WHAT NEEDS TO BE DONE: Repeat all of the records verbatim.

⁂

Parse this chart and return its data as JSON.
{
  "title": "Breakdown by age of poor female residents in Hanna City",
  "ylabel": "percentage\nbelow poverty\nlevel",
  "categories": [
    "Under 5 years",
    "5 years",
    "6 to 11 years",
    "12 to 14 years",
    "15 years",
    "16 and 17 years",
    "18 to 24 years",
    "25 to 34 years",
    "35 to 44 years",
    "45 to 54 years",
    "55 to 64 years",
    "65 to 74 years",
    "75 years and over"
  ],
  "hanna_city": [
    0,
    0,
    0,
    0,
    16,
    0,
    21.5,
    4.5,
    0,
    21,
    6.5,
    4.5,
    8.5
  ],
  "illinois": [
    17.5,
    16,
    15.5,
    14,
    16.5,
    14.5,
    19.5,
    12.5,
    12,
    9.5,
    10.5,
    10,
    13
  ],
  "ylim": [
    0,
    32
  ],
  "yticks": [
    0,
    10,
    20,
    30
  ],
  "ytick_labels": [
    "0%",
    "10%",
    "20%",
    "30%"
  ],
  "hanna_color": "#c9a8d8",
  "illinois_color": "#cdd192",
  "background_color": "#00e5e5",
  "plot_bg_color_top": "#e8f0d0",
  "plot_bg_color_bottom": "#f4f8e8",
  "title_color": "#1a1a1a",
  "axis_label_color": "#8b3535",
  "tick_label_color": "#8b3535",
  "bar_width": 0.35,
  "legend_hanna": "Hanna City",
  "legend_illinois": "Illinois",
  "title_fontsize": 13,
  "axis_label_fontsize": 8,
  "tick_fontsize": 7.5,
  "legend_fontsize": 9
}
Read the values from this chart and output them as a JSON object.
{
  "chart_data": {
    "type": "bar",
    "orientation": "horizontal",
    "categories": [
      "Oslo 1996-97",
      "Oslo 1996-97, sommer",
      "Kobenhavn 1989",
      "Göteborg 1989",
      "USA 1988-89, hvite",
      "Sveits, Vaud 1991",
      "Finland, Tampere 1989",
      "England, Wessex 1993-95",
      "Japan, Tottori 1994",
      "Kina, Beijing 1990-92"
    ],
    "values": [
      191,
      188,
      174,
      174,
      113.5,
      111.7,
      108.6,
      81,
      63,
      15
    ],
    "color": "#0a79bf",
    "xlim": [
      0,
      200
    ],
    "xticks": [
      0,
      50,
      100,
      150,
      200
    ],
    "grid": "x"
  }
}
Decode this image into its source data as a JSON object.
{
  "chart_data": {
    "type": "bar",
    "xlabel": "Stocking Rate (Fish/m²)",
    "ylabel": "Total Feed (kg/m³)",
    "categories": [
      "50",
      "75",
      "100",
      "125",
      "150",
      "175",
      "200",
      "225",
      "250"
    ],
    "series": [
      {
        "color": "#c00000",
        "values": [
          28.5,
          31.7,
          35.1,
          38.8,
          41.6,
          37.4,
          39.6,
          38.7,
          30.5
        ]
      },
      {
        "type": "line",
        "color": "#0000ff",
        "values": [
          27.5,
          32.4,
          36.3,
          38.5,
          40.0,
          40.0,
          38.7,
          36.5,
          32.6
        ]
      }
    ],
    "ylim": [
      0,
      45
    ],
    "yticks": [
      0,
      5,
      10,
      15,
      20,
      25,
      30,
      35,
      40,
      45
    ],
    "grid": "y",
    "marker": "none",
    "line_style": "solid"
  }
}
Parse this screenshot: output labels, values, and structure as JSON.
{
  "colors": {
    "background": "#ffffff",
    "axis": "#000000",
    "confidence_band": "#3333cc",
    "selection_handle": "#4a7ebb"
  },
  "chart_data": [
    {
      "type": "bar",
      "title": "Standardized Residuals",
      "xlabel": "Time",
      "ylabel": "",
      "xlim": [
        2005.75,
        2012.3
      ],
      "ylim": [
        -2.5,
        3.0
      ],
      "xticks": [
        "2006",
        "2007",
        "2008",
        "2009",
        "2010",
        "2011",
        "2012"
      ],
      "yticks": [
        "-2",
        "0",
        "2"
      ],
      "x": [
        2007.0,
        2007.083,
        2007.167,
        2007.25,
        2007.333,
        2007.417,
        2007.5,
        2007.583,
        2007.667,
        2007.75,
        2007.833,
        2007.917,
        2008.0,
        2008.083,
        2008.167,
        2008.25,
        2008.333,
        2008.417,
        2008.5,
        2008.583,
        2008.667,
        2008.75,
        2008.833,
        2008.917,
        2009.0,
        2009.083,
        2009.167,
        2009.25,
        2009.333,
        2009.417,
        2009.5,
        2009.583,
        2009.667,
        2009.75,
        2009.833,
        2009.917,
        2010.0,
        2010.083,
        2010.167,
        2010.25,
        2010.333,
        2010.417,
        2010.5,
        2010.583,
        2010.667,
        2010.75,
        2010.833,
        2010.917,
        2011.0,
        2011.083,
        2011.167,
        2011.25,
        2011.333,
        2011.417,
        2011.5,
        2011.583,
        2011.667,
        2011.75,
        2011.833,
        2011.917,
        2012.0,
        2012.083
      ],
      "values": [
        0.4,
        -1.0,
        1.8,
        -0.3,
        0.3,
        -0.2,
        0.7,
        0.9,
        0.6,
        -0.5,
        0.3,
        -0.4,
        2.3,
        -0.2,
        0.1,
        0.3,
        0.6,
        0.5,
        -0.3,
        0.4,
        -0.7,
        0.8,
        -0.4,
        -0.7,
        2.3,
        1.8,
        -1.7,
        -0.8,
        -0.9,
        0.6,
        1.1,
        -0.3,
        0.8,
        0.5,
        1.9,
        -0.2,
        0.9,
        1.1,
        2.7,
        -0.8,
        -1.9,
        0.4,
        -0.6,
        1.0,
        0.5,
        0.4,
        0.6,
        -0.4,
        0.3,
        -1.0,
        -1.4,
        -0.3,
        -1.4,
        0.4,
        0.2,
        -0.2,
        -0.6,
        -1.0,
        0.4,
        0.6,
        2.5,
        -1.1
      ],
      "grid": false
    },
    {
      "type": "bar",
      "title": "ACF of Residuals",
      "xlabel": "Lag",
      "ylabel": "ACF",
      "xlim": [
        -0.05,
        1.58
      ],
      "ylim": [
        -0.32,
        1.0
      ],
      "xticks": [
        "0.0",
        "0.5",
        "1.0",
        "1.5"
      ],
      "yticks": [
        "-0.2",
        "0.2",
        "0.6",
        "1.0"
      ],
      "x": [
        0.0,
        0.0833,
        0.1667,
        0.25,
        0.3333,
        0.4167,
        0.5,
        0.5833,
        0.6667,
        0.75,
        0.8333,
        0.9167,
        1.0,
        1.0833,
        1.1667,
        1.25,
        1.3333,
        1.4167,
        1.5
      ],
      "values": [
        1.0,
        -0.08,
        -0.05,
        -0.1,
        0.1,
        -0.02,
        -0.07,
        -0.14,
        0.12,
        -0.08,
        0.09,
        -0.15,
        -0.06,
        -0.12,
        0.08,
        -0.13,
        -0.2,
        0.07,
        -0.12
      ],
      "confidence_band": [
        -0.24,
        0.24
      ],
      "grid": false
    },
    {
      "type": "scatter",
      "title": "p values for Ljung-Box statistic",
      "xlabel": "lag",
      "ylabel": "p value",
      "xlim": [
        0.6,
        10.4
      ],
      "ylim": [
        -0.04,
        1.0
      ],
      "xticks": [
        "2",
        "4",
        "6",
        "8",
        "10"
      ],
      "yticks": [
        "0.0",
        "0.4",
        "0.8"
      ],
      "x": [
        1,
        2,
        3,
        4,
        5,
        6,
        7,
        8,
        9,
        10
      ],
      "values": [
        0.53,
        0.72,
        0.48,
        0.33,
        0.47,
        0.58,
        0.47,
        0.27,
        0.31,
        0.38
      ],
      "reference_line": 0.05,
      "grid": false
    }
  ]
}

⁂

RESPONSE TO THE EXERCISE:
Parse this chart and return its data as JSON.
{
  "title": "Breakdown by age of poor female residents in Hanna City",
  "ylabel": "percentage\nbelow poverty\nlevel",
  "categories": [
    "Under 5 years",
    "5 years",
    "6 to 11 years",
    "12 to 14 years",
    "15 years",
    "16 and 17 years",
    "18 to 24 years",
    "25 to 34 years",
    "35 to 44 years",
    "45 to 54 years",
    "55 to 64 years",
    "65 to 74 years",
    "75 years and over"
  ],
  "hanna_city": [
    0,
    0,
    0,
    0,
    16,
    0,
    21.5,
    4.5,
    0,
    21,
    6.5,
    4.5,
    8.5
  ],
  "illinois": [
    17.5,
    16,
    15.5,
    14,
    16.5,
    14.5,
    19.5,
    12.5,
    12,
    9.5,
    10.5,
    10,
    13
  ],
  "ylim": [
    0,
    32
  ],
  "yticks": [
    0,
    10,
    20,
    30
  ],
  "ytick_labels": [
    "0%",
    "10%",
    "20%",
    "30%"
  ],
  "hanna_color": "#c9a8d8",
  "illinois_color": "#cdd192",
  "background_color": "#00e5e5",
  "plot_bg_color_top": "#e8f0d0",
  "plot_bg_color_bottom": "#f4f8e8",
  "title_color": "#1a1a1a",
  "axis_label_color": "#8b3535",
  "tick_label_color": "#8b3535",
  "bar_width": 0.35,
  "legend_hanna": "Hanna City",
  "legend_illinois": "Illinois",
  "title_fontsize": 13,
  "axis_label_fontsize": 8,
  "tick_fontsize": 7.5,
  "legend_fontsize": 9
}
Read the values from this chart and output them as a JSON object.
{
  "chart_data": {
    "type": "bar",
    "orientation": "horizontal",
    "categories": [
      "Oslo 1996-97",
      "Oslo 1996-97, sommer",
      "Kobenhavn 1989",
      "Göteborg 1989",
      "USA 1988-89, hvite",
      "Sveits, Vaud 1991",
      "Finland, Tampere 1989",
      "England, Wessex 1993-95",
      "Japan, Tottori 1994",
      "Kina, Beijing 1990-92"
    ],
    "values": [
      191,
      188,
      174,
      174,
      113.5,
      111.7,
      108.6,
      81,
      63,
      15
    ],
    "color": "#0a79bf",
    "xlim": [
      0,
      200
    ],
    "xticks": [
      0,
      50,
      100,
      150,
      200
    ],
    "grid": "x"
  }
}
Decode this image into its source data as a JSON object.
{
  "chart_data": {
    "type": "bar",
    "xlabel": "Stocking Rate (Fish/m²)",
    "ylabel": "Total Feed (kg/m³)",
    "categories": [
      "50",
      "75",
      "100",
      "125",
      "150",
      "175",
      "200",
      "225",
      "250"
    ],
    "series": [
      {
        "color": "#c00000",
        "values": [
          28.5,
          31.7,
          35.1,
          38.8,
          41.6,
          37.4,
          39.6,
          38.7,
          30.5
        ]
      },
      {
        "type": "line",
        "color": "#0000ff",
        "values": [
          27.5,
          32.4,
          36.3,
          38.5,
          40.0,
          40.0,
          38.7,
          36.5,
          32.6
        ]
      }
    ],
    "ylim": [
      0,
      45
    ],
    "yticks": [
      0,
      5,
      10,
      15,
      20,
      25,
      30,
      35,
      40,
      45
    ],
    "grid": "y",
    "marker": "none",
    "line_style": "solid"
  }
}
Parse this screenshot: output labels, values, and structure as JSON.
{
  "colors": {
    "background": "#ffffff",
    "axis": "#000000",
    "confidence_band": "#3333cc",
    "selection_handle": "#4a7ebb"
  },
  "chart_data": [
    {
      "type": "bar",
      "title": "Standardized Residuals",
      "xlabel": "Time",
      "ylabel": "",
      "xlim": [
        2005.75,
        2012.3
      ],
      "ylim": [
        -2.5,
        3.0
      ],
      "xticks": [
        "2006",
        "2007",
        "2008",
        "2009",
        "2010",
        "2011",
        "2012"
      ],
      "yticks": [
        "-2",
        "0",
        "2"
      ],
      "x": [
        2007.0,
        2007.083,
        2007.167,
        2007.25,
        2007.333,
        2007.417,
        2007.5,
        2007.583,
        2007.667,
        2007.75,
        2007.833,
        2007.917,
        2008.0,
        2008.083,
        2008.167,
        2008.25,
        2008.333,
        2008.417,
        2008.5,
        2008.583,
        2008.667,
        2008.75,
        2008.833,
        2008.917,
        2009.0,
        2009.083,
        2009.167,
        2009.25,
        2009.333,
        2009.417,
        2009.5,
        2009.583,
        2009.667,
        2009.75,
        2009.833,
        2009.917,
        2010.0,
        2010.083,
        2010.167,
        2010.25,
        2010.333,
        2010.417,
        2010.5,
        2010.583,
        2010.667,
        2010.75,
        2010.833,
        2010.917,
        2011.0,
        2011.083,
        2011.167,
        2011.25,
        2011.333,
        2011.417,
        2011.5,
        2011.583,
        2011.667,
        2011.75,
        2011.833,
        2011.917,
        2012.0,
        2012.083
      ],
      "values": [
        0.4,
        -1.0,
        1.8,
        -0.3,
        0.3,
        -0.2,
        0.7,
        0.9,
        0.6,
        -0.5,
        0.3,
        -0.4,
        2.3,
        -0.2,
        0.1,
        0.3,
        0.6,
        0.5,
        -0.3,
        0.4,
        -0.7,
        0.8,
        -0.4,
        -0.7,
        2.3,
        1.8,
        -1.7,
        -0.8,
        -0.9,
        0.6,
        1.1,
        -0.3,
        0.8,
        0.5,
        1.9,
        -0.2,
        0.9,
        1.1,
        2.7,
        -0.8,
        -1.9,
        0.4,
        -0.6,
        1.0,
        0.5,
        0.4,
        0.6,
        -0.4,
        0.3,
        -1.0,
        -1.4,
        -0.3,
        -1.4,
        0.4,
        0.2,
        -0.2,
        -0.6,
        -1.0,
        0.4,
        0.6,
        2.5,
        -1.1
      ],
      "grid": false
    },
    {
      "type": "bar",
      "title": "ACF of Residuals",
      "xlabel": "Lag",
      "ylabel": "ACF",
      "xlim": [
        -0.05,
        1.58
      ],
      "ylim": [
        -0.32,
        1.0
      ],
      "xticks": [
        "0.0",
        "0.5",
        "1.0",
        "1.5"
      ],
      "yticks": [
        "-0.2",
        "0.2",
        "0.6",
        "1.0"
      ],
      "x": [
        0.0,
        0.0833,
        0.1667,
        0.25,
        0.3333,
        0.4167,
        0.5,
        0.5833,
        0.6667,
        0.75,
        0.8333,
        0.9167,
        1.0,
        1.0833,
        1.1667,
        1.25,
        1.3333,
        1.4167,
        1.5
      ],
      "values": [
        1.0,
        -0.08,
        -0.05,
        -0.1,
        0.1,
        -0.02,
        -0.07,
        -0.14,
        0.12,
        -0.08,
        0.09,
        -0.15,
        -0.06,
        -0.12,
        0.08,
        -0.13,
        -0.2,
        0.07,
        -0.12
      ],
      "confidence_band": [
        -0.24,
        0.24
      ],
      "grid": false
    },
    {
      "type": "scatter",
      "title": "p values for Ljung-Box statistic",
      "xlabel": "lag",
      "ylabel": "p value",
      "xlim": [
        0.6,
        10.4
      ],
      "ylim": [
        -0.04,
        1.0
      ],
      "xticks": [
        "2",
        "4",
        "6",
        "8",
        "10"
      ],
      "yticks": [
        "0.0",
        "0.4",
        "0.8"
      ],
      "x": [
        1,
        2,
        3,
        4,
        5,
        6,
        7,
        8,
        9,
        10
      ],
      "values": [
        0.53,
        0.72,
        0.48,
        0.33,
        0.47,
        0.58,
        0.47,
        0.27,
        0.31,
        0.38
      ],
      "reference_line": 0.05,
      "grid": false
    }
  ]
}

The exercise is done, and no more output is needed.